What you have to do: Please report how many lines of the items below contain the string "number". Give only the count.
>> start
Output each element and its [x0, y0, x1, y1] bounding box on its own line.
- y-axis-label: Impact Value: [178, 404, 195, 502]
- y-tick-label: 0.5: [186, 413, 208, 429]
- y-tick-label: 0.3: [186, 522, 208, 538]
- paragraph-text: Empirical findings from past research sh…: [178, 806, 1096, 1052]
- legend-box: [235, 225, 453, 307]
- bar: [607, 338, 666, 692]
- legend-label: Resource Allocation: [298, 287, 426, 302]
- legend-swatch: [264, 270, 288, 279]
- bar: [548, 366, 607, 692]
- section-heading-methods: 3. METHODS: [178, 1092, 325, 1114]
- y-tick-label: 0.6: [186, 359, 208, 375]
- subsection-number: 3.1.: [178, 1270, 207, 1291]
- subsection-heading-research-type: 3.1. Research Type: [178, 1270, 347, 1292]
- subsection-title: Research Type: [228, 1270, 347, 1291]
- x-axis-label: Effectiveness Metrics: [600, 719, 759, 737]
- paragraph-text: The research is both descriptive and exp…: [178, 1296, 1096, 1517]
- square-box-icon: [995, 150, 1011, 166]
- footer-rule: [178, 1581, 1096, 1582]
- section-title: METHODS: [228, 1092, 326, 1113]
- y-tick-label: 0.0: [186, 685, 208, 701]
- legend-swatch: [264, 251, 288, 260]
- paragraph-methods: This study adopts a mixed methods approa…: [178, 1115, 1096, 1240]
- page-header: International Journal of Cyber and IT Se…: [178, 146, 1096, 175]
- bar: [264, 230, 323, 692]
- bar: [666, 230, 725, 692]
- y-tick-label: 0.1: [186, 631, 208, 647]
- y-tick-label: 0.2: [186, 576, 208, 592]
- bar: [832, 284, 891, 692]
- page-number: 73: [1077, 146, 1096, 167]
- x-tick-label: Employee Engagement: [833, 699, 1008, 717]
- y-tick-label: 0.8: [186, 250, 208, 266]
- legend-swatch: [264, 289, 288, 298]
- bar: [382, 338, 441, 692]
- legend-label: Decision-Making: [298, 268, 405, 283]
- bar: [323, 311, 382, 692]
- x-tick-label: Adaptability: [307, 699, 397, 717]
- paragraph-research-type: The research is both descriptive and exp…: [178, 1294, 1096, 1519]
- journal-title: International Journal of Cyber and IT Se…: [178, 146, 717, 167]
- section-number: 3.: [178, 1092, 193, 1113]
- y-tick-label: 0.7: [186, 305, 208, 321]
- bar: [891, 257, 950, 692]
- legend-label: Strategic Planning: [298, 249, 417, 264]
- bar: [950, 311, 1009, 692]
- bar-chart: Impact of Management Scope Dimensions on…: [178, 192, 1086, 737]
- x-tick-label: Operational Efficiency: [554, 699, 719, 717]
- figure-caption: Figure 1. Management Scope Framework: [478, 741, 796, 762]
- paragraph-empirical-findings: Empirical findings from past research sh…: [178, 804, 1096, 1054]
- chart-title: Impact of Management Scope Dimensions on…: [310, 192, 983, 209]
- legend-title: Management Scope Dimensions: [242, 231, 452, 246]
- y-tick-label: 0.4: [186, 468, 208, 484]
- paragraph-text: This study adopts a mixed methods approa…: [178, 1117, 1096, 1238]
>> end
>> start
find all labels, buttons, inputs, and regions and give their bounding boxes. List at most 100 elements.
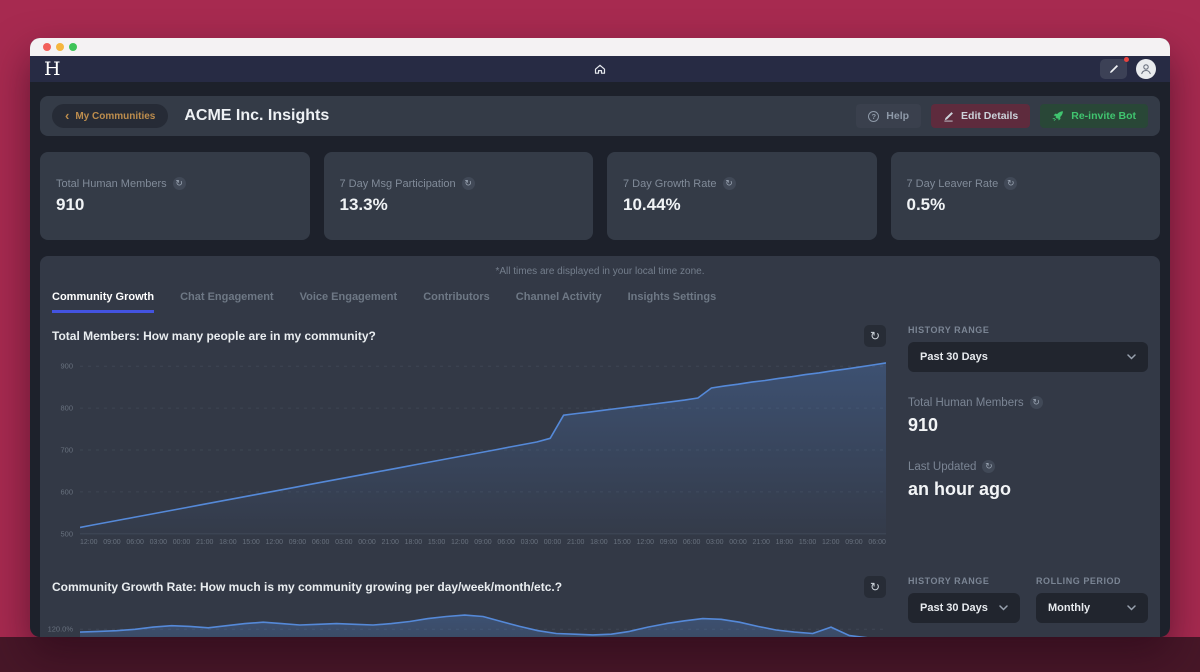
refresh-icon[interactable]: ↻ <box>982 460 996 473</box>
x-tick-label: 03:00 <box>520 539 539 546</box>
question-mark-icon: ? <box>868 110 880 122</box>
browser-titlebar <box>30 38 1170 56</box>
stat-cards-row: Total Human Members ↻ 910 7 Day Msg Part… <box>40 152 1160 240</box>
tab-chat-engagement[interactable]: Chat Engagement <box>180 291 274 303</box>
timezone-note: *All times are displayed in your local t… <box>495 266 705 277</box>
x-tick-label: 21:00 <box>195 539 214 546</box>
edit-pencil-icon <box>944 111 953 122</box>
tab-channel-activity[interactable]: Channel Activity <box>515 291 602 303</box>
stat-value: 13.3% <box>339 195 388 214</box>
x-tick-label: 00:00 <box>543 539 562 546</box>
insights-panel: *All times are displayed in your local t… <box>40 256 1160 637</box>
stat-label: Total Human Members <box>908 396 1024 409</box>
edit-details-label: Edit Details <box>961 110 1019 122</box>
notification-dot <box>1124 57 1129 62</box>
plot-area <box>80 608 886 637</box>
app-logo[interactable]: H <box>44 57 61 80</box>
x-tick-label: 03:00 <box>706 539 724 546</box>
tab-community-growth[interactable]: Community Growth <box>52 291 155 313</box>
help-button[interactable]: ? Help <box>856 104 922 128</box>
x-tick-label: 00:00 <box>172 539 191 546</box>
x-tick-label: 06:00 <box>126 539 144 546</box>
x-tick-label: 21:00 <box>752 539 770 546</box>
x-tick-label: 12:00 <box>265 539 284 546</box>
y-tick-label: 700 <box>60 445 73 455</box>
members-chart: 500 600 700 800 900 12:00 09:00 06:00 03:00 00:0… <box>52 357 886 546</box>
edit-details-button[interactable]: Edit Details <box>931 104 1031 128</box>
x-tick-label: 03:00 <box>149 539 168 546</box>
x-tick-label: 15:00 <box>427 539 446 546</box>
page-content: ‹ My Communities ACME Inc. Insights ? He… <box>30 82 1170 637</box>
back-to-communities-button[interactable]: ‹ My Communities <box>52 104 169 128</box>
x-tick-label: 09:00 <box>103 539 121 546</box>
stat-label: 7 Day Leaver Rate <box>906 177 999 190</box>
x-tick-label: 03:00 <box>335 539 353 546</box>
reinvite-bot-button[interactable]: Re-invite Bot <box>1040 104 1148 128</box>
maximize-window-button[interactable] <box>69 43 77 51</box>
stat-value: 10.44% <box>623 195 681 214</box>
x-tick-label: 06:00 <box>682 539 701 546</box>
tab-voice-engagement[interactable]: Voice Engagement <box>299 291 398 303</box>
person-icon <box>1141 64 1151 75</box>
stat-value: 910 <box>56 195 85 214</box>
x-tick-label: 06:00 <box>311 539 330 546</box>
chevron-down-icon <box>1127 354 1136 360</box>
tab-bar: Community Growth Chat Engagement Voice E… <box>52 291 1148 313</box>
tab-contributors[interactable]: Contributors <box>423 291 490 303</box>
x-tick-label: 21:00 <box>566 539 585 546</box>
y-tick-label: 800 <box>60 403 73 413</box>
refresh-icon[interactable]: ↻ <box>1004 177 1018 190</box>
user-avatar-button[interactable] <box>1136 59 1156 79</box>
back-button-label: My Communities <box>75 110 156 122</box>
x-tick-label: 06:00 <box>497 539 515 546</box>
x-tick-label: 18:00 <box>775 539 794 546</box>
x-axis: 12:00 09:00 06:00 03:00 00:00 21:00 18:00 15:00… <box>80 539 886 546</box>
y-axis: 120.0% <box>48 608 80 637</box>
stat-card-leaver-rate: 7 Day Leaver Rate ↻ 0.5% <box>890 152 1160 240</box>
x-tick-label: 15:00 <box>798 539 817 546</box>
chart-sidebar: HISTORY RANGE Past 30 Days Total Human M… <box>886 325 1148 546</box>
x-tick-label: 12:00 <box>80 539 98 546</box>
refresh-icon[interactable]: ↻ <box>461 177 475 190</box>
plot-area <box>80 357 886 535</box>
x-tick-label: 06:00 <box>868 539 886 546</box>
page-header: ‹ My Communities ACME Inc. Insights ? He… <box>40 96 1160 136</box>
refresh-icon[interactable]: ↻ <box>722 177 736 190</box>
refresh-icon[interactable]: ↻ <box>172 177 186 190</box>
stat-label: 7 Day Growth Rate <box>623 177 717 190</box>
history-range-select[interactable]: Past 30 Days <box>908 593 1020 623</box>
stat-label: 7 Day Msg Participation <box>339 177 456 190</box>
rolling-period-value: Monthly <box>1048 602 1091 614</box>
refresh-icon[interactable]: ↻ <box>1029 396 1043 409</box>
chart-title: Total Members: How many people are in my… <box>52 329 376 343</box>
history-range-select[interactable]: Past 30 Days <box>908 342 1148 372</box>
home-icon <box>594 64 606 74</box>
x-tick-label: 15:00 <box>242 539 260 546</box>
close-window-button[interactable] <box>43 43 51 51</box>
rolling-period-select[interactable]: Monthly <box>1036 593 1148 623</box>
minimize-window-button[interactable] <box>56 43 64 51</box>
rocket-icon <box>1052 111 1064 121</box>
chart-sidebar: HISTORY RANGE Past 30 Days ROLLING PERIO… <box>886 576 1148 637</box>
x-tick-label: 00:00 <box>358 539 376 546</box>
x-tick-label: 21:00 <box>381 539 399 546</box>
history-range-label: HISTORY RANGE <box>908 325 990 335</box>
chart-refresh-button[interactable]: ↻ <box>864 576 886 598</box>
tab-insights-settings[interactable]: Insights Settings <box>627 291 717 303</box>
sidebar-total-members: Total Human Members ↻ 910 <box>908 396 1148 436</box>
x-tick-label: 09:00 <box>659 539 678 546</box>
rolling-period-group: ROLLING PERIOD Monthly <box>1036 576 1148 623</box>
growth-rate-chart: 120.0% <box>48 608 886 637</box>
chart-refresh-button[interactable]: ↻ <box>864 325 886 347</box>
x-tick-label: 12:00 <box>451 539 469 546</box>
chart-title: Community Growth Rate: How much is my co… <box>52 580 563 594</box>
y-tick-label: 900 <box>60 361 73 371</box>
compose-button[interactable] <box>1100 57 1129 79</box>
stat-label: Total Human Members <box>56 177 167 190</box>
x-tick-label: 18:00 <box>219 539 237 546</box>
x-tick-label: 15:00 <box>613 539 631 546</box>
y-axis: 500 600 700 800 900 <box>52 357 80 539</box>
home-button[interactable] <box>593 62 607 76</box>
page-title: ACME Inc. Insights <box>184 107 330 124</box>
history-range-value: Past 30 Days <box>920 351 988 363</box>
>> end
>> start
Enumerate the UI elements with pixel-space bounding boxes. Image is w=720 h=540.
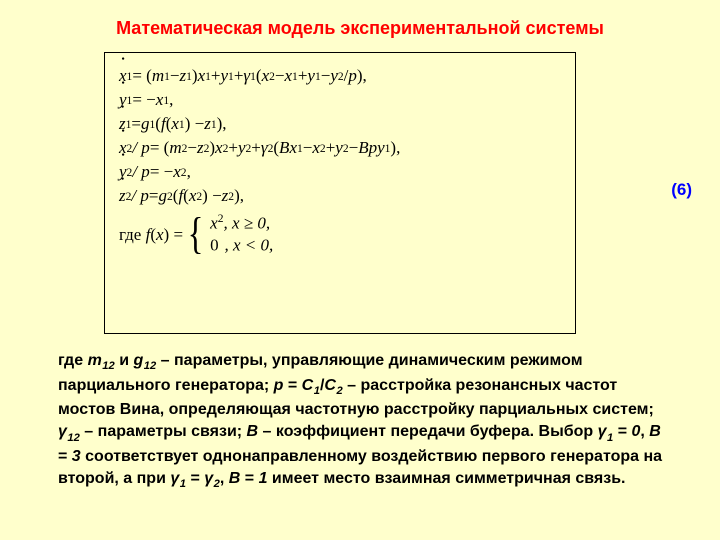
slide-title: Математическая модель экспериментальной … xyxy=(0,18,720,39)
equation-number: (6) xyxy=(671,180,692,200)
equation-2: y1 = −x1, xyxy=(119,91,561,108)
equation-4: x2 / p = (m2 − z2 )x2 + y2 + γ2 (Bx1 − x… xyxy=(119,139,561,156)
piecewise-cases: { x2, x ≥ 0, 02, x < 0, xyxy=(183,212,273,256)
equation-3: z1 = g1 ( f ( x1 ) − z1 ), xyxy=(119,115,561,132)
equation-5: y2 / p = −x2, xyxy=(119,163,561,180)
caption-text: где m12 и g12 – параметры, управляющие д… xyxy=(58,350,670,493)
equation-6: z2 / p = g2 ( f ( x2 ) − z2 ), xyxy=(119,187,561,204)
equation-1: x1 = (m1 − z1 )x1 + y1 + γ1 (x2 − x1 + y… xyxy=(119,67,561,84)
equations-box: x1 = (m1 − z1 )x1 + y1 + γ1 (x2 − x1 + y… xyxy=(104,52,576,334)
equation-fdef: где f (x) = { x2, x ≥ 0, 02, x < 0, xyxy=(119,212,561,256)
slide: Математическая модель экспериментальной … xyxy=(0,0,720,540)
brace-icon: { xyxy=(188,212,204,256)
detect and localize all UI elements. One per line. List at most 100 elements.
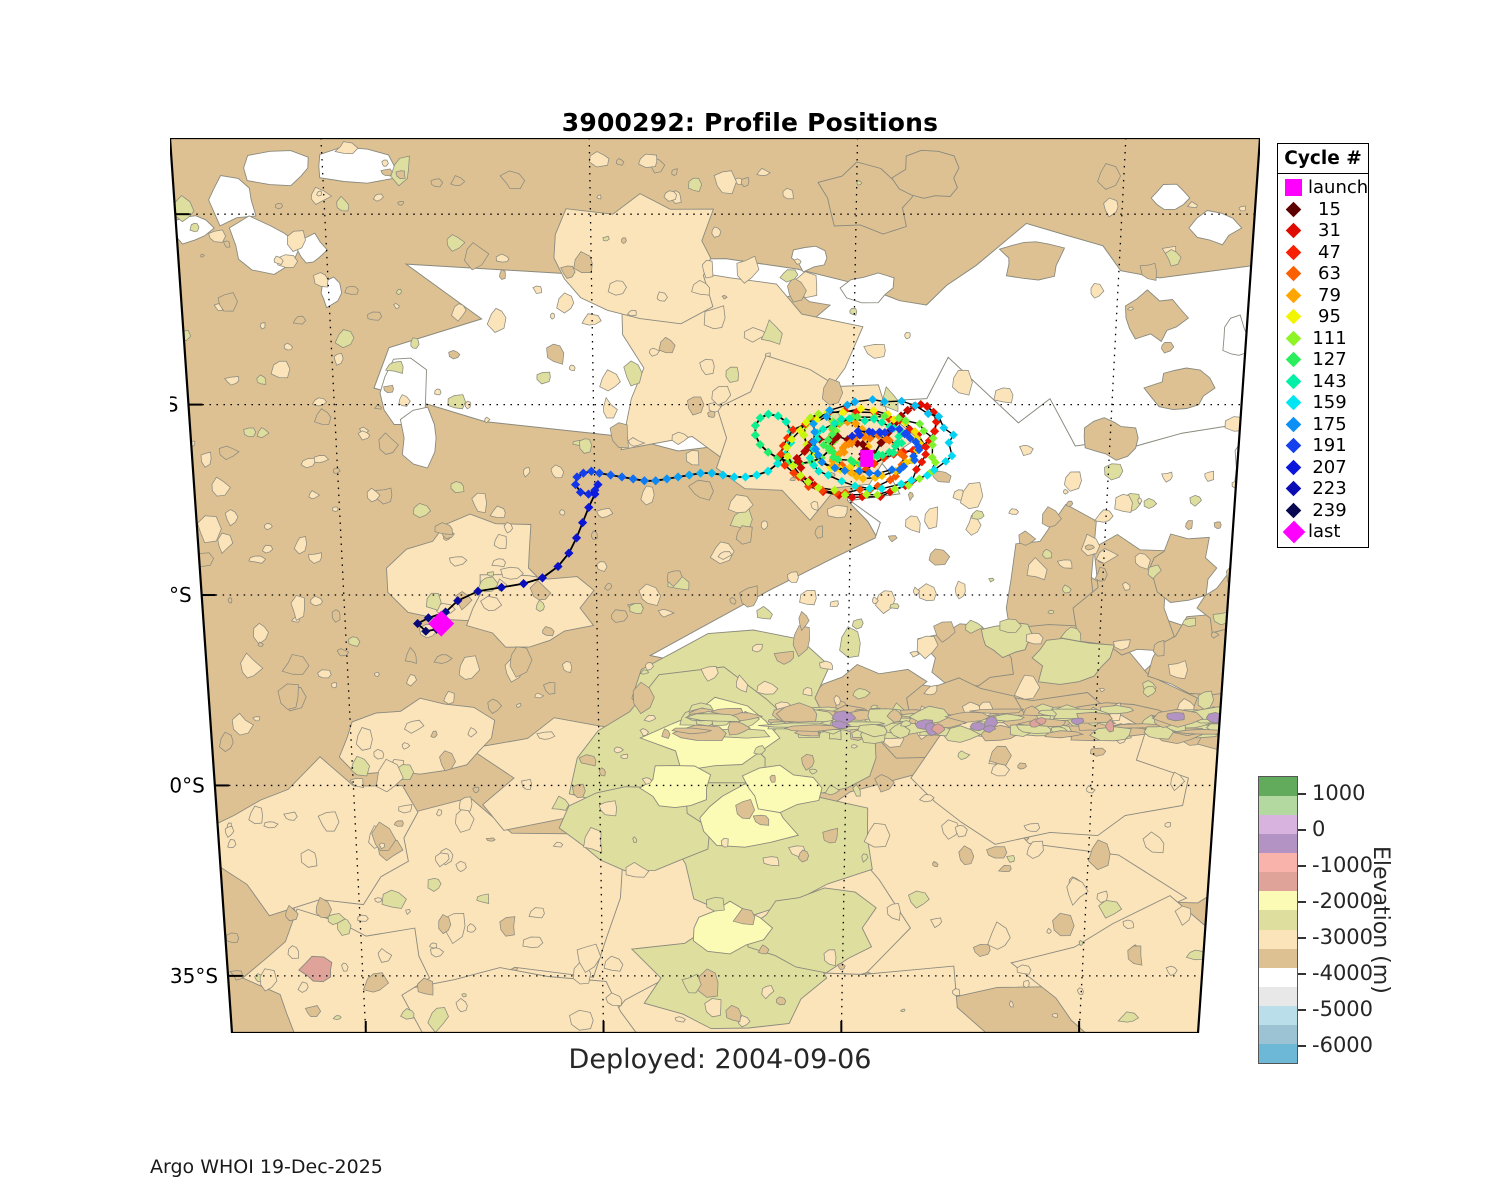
>> end
Output of the task: 4